● SHORT EXERCISE
Below is the data. Give it again, complete and exact.
begin RECORD EXCERPTS
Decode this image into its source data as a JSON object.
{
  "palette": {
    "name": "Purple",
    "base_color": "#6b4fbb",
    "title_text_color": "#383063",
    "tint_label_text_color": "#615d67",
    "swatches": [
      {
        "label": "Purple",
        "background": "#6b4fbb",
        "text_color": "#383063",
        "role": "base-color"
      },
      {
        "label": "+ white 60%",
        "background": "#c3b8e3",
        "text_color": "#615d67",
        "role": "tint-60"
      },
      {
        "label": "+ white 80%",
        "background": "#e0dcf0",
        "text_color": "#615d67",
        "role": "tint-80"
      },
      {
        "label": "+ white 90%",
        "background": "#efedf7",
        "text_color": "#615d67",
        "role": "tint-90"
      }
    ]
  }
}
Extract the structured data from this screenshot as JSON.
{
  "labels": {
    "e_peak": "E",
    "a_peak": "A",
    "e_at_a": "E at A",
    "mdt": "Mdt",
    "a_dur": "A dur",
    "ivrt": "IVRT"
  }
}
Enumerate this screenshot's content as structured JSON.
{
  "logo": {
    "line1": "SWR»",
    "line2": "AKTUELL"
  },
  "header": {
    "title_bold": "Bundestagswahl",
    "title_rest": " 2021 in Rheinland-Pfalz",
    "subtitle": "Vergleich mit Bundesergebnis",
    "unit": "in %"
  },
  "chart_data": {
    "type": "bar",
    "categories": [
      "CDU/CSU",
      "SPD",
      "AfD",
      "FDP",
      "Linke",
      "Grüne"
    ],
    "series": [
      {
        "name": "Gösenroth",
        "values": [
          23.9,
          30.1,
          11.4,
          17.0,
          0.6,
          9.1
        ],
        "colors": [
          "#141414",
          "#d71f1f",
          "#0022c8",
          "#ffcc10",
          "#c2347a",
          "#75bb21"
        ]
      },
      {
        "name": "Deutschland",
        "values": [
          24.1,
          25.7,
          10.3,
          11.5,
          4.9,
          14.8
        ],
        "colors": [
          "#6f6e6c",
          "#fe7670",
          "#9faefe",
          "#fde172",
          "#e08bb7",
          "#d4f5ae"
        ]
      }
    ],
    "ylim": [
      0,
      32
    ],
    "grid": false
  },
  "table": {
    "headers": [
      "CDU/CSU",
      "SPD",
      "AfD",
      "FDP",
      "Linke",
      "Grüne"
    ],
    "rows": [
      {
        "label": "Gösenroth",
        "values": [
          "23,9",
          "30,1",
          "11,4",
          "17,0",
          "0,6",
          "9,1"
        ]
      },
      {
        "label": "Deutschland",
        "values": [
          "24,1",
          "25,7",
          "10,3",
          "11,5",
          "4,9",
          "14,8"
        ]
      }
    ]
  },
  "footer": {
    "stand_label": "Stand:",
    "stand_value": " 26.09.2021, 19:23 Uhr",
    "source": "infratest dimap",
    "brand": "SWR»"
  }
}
end RECORD EXCERPTS
● SOLUTION
Decode this image into its source data as a JSON object.
{
  "palette": {
    "name": "Purple",
    "base_color": "#6b4fbb",
    "title_text_color": "#383063",
    "tint_label_text_color": "#615d67",
    "swatches": [
      {
        "label": "Purple",
        "background": "#6b4fbb",
        "text_color": "#383063",
        "role": "base-color"
      },
      {
        "label": "+ white 60%",
        "background": "#c3b8e3",
        "text_color": "#615d67",
        "role": "tint-60"
      },
      {
        "label": "+ white 80%",
        "background": "#e0dcf0",
        "text_color": "#615d67",
        "role": "tint-80"
      },
      {
        "label": "+ white 90%",
        "background": "#efedf7",
        "text_color": "#615d67",
        "role": "tint-90"
      }
    ]
  }
}
Extract the structured data from this screenshot as JSON.
{
  "labels": {
    "e_peak": "E",
    "a_peak": "A",
    "e_at_a": "E at A",
    "mdt": "Mdt",
    "a_dur": "A dur",
    "ivrt": "IVRT"
  }
}
Enumerate this screenshot's content as structured JSON.
{
  "logo": {
    "line1": "SWR»",
    "line2": "AKTUELL"
  },
  "header": {
    "title_bold": "Bundestagswahl",
    "title_rest": " 2021 in Rheinland-Pfalz",
    "subtitle": "Vergleich mit Bundesergebnis",
    "unit": "in %"
  },
  "chart_data": {
    "type": "bar",
    "categories": [
      "CDU/CSU",
      "SPD",
      "AfD",
      "FDP",
      "Linke",
      "Grüne"
    ],
    "series": [
      {
        "name": "Gösenroth",
        "values": [
          23.9,
          30.1,
          11.4,
          17.0,
          0.6,
          9.1
        ],
        "colors": [
          "#141414",
          "#d71f1f",
          "#0022c8",
          "#ffcc10",
          "#c2347a",
          "#75bb21"
        ]
      },
      {
        "name": "Deutschland",
        "values": [
          24.1,
          25.7,
          10.3,
          11.5,
          4.9,
          14.8
        ],
        "colors": [
          "#6f6e6c",
          "#fe7670",
          "#9faefe",
          "#fde172",
          "#e08bb7",
          "#d4f5ae"
        ]
      }
    ],
    "ylim": [
      0,
      32
    ],
    "grid": false
  },
  "table": {
    "headers": [
      "CDU/CSU",
      "SPD",
      "AfD",
      "FDP",
      "Linke",
      "Grüne"
    ],
    "rows": [
      {
        "label": "Gösenroth",
        "values": [
          "23,9",
          "30,1",
          "11,4",
          "17,0",
          "0,6",
          "9,1"
        ]
      },
      {
        "label": "Deutschland",
        "values": [
          "24,1",
          "25,7",
          "10,3",
          "11,5",
          "4,9",
          "14,8"
        ]
      }
    ]
  },
  "footer": {
    "stand_label": "Stand:",
    "stand_value": " 26.09.2021, 19:23 Uhr",
    "source": "infratest dimap",
    "brand": "SWR»"
  }
}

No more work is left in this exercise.